Records about charts and figures
---------------

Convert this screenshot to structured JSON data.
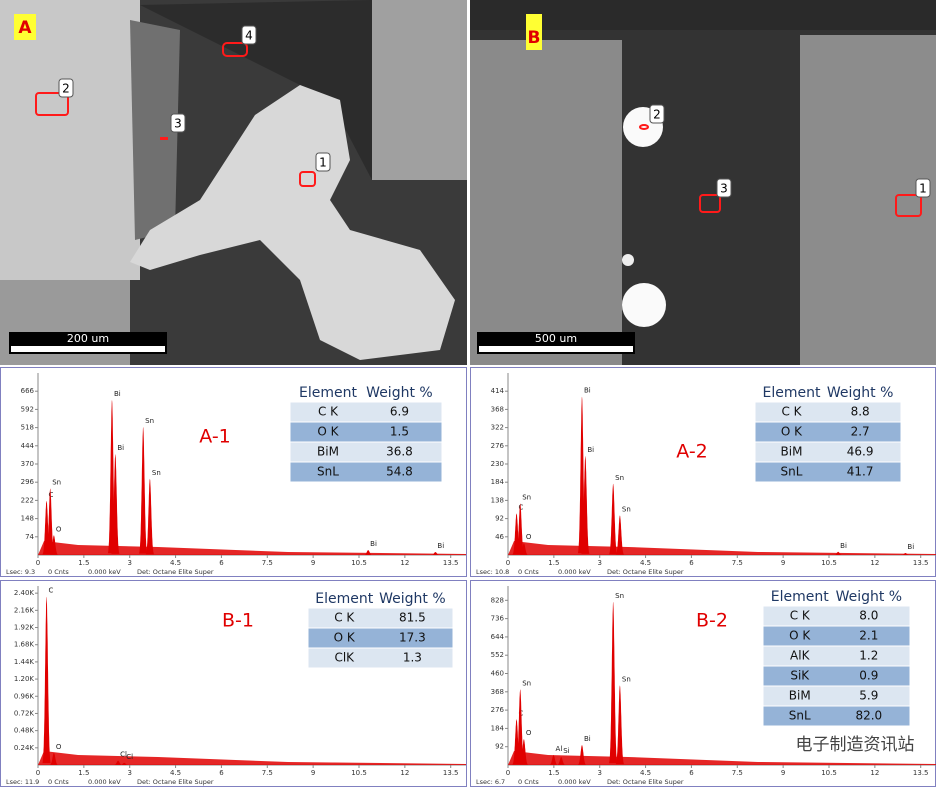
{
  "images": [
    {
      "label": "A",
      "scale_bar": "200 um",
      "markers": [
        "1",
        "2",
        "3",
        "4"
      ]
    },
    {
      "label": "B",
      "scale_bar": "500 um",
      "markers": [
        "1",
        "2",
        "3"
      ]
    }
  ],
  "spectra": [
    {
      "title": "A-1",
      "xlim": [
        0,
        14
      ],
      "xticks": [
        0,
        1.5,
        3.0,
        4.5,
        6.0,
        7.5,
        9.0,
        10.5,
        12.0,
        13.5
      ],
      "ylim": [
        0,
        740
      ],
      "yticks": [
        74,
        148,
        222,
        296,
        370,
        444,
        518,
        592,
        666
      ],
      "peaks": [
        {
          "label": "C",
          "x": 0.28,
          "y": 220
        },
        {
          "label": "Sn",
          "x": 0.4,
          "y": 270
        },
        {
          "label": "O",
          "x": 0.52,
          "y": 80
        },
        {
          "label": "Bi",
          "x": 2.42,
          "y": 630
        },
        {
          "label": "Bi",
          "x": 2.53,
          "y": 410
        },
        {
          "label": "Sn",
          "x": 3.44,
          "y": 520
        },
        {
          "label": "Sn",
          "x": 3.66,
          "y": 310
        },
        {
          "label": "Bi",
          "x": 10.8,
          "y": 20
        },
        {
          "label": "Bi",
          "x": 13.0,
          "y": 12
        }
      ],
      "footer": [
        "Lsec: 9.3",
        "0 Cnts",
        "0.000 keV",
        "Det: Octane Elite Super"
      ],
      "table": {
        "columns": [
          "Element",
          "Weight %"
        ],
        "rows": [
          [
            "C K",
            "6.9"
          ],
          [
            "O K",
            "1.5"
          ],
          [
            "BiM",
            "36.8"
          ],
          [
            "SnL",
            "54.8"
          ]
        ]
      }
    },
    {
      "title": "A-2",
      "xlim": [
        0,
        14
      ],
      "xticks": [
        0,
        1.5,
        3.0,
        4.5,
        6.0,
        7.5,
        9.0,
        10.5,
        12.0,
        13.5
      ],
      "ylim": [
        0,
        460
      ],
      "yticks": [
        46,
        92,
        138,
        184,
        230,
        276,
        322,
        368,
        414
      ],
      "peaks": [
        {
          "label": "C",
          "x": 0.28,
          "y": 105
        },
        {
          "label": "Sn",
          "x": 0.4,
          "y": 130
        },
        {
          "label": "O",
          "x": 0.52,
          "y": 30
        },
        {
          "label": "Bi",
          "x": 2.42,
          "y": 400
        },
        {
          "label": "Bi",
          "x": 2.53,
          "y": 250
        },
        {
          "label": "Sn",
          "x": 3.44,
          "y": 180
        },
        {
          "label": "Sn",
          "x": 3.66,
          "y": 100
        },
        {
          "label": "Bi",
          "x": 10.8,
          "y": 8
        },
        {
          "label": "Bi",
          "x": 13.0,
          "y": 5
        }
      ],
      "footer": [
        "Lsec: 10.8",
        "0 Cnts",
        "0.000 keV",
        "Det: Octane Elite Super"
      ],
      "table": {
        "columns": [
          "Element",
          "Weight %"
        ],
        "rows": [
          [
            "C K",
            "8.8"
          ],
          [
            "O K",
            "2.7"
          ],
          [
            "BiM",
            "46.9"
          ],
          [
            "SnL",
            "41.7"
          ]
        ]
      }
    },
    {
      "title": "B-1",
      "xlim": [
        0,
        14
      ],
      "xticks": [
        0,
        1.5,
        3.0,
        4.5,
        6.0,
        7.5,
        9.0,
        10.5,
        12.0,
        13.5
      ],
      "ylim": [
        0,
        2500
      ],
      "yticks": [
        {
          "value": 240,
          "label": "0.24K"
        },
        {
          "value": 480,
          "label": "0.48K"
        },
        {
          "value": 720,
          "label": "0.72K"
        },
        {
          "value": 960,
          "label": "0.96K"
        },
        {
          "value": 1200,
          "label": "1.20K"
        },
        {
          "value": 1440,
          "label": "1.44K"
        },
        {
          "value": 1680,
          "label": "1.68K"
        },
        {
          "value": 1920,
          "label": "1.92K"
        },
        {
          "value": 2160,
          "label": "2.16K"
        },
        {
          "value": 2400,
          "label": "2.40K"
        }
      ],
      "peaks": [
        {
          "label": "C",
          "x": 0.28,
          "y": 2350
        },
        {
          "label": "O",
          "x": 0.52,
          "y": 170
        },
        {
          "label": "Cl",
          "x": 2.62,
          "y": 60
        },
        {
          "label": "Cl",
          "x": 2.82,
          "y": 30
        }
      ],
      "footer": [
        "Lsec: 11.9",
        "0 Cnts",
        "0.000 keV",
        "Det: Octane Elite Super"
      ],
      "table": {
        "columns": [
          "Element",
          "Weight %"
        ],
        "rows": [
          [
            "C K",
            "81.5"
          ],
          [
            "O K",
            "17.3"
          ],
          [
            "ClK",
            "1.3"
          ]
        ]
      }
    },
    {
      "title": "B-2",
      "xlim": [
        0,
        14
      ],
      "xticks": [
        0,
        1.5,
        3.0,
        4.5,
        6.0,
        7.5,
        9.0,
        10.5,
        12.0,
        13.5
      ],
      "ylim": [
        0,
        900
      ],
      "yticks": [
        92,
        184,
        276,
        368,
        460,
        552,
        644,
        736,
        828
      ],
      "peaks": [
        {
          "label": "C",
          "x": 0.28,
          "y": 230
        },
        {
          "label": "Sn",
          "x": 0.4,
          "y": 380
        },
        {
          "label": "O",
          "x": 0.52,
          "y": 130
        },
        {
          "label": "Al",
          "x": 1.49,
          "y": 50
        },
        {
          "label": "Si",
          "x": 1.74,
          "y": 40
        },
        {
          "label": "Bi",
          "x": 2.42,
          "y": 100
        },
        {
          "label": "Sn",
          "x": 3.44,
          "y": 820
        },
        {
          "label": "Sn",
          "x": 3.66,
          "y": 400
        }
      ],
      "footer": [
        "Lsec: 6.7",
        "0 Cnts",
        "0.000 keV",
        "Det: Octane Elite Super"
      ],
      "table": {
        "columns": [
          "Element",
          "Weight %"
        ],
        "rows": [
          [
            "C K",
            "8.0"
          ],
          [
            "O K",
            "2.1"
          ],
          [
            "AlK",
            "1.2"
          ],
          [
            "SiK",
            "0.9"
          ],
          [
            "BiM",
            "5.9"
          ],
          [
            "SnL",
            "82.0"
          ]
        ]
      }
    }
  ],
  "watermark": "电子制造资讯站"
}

---------------

What the task asks: Repeat the data exactly, without the pictures.

Task solution:
Convert this screenshot to structured JSON data.
{
  "images": [
    {
      "label": "A",
      "scale_bar": "200 um",
      "markers": [
        "1",
        "2",
        "3",
        "4"
      ]
    },
    {
      "label": "B",
      "scale_bar": "500 um",
      "markers": [
        "1",
        "2",
        "3"
      ]
    }
  ],
  "spectra": [
    {
      "title": "A-1",
      "xlim": [
        0,
        14
      ],
      "xticks": [
        0,
        1.5,
        3.0,
        4.5,
        6.0,
        7.5,
        9.0,
        10.5,
        12.0,
        13.5
      ],
      "ylim": [
        0,
        740
      ],
      "yticks": [
        74,
        148,
        222,
        296,
        370,
        444,
        518,
        592,
        666
      ],
      "peaks": [
        {
          "label": "C",
          "x": 0.28,
          "y": 220
        },
        {
          "label": "Sn",
          "x": 0.4,
          "y": 270
        },
        {
          "label": "O",
          "x": 0.52,
          "y": 80
        },
        {
          "label": "Bi",
          "x": 2.42,
          "y": 630
        },
        {
          "label": "Bi",
          "x": 2.53,
          "y": 410
        },
        {
          "label": "Sn",
          "x": 3.44,
          "y": 520
        },
        {
          "label": "Sn",
          "x": 3.66,
          "y": 310
        },
        {
          "label": "Bi",
          "x": 10.8,
          "y": 20
        },
        {
          "label": "Bi",
          "x": 13.0,
          "y": 12
        }
      ],
      "footer": [
        "Lsec: 9.3",
        "0 Cnts",
        "0.000 keV",
        "Det: Octane Elite Super"
      ],
      "table": {
        "columns": [
          "Element",
          "Weight %"
        ],
        "rows": [
          [
            "C K",
            "6.9"
          ],
          [
            "O K",
            "1.5"
          ],
          [
            "BiM",
            "36.8"
          ],
          [
            "SnL",
            "54.8"
          ]
        ]
      }
    },
    {
      "title": "A-2",
      "xlim": [
        0,
        14
      ],
      "xticks": [
        0,
        1.5,
        3.0,
        4.5,
        6.0,
        7.5,
        9.0,
        10.5,
        12.0,
        13.5
      ],
      "ylim": [
        0,
        460
      ],
      "yticks": [
        46,
        92,
        138,
        184,
        230,
        276,
        322,
        368,
        414
      ],
      "peaks": [
        {
          "label": "C",
          "x": 0.28,
          "y": 105
        },
        {
          "label": "Sn",
          "x": 0.4,
          "y": 130
        },
        {
          "label": "O",
          "x": 0.52,
          "y": 30
        },
        {
          "label": "Bi",
          "x": 2.42,
          "y": 400
        },
        {
          "label": "Bi",
          "x": 2.53,
          "y": 250
        },
        {
          "label": "Sn",
          "x": 3.44,
          "y": 180
        },
        {
          "label": "Sn",
          "x": 3.66,
          "y": 100
        },
        {
          "label": "Bi",
          "x": 10.8,
          "y": 8
        },
        {
          "label": "Bi",
          "x": 13.0,
          "y": 5
        }
      ],
      "footer": [
        "Lsec: 10.8",
        "0 Cnts",
        "0.000 keV",
        "Det: Octane Elite Super"
      ],
      "table": {
        "columns": [
          "Element",
          "Weight %"
        ],
        "rows": [
          [
            "C K",
            "8.8"
          ],
          [
            "O K",
            "2.7"
          ],
          [
            "BiM",
            "46.9"
          ],
          [
            "SnL",
            "41.7"
          ]
        ]
      }
    },
    {
      "title": "B-1",
      "xlim": [
        0,
        14
      ],
      "xticks": [
        0,
        1.5,
        3.0,
        4.5,
        6.0,
        7.5,
        9.0,
        10.5,
        12.0,
        13.5
      ],
      "ylim": [
        0,
        2500
      ],
      "yticks": [
        {
          "value": 240,
          "label": "0.24K"
        },
        {
          "value": 480,
          "label": "0.48K"
        },
        {
          "value": 720,
          "label": "0.72K"
        },
        {
          "value": 960,
          "label": "0.96K"
        },
        {
          "value": 1200,
          "label": "1.20K"
        },
        {
          "value": 1440,
          "label": "1.44K"
        },
        {
          "value": 1680,
          "label": "1.68K"
        },
        {
          "value": 1920,
          "label": "1.92K"
        },
        {
          "value": 2160,
          "label": "2.16K"
        },
        {
          "value": 2400,
          "label": "2.40K"
        }
      ],
      "peaks": [
        {
          "label": "C",
          "x": 0.28,
          "y": 2350
        },
        {
          "label": "O",
          "x": 0.52,
          "y": 170
        },
        {
          "label": "Cl",
          "x": 2.62,
          "y": 60
        },
        {
          "label": "Cl",
          "x": 2.82,
          "y": 30
        }
      ],
      "footer": [
        "Lsec: 11.9",
        "0 Cnts",
        "0.000 keV",
        "Det: Octane Elite Super"
      ],
      "table": {
        "columns": [
          "Element",
          "Weight %"
        ],
        "rows": [
          [
            "C K",
            "81.5"
          ],
          [
            "O K",
            "17.3"
          ],
          [
            "ClK",
            "1.3"
          ]
        ]
      }
    },
    {
      "title": "B-2",
      "xlim": [
        0,
        14
      ],
      "xticks": [
        0,
        1.5,
        3.0,
        4.5,
        6.0,
        7.5,
        9.0,
        10.5,
        12.0,
        13.5
      ],
      "ylim": [
        0,
        900
      ],
      "yticks": [
        92,
        184,
        276,
        368,
        460,
        552,
        644,
        736,
        828
      ],
      "peaks": [
        {
          "label": "C",
          "x": 0.28,
          "y": 230
        },
        {
          "label": "Sn",
          "x": 0.4,
          "y": 380
        },
        {
          "label": "O",
          "x": 0.52,
          "y": 130
        },
        {
          "label": "Al",
          "x": 1.49,
          "y": 50
        },
        {
          "label": "Si",
          "x": 1.74,
          "y": 40
        },
        {
          "label": "Bi",
          "x": 2.42,
          "y": 100
        },
        {
          "label": "Sn",
          "x": 3.44,
          "y": 820
        },
        {
          "label": "Sn",
          "x": 3.66,
          "y": 400
        }
      ],
      "footer": [
        "Lsec: 6.7",
        "0 Cnts",
        "0.000 keV",
        "Det: Octane Elite Super"
      ],
      "table": {
        "columns": [
          "Element",
          "Weight %"
        ],
        "rows": [
          [
            "C K",
            "8.0"
          ],
          [
            "O K",
            "2.1"
          ],
          [
            "AlK",
            "1.2"
          ],
          [
            "SiK",
            "0.9"
          ],
          [
            "BiM",
            "5.9"
          ],
          [
            "SnL",
            "82.0"
          ]
        ]
      }
    }
  ],
  "watermark": "电子制造资讯站"
}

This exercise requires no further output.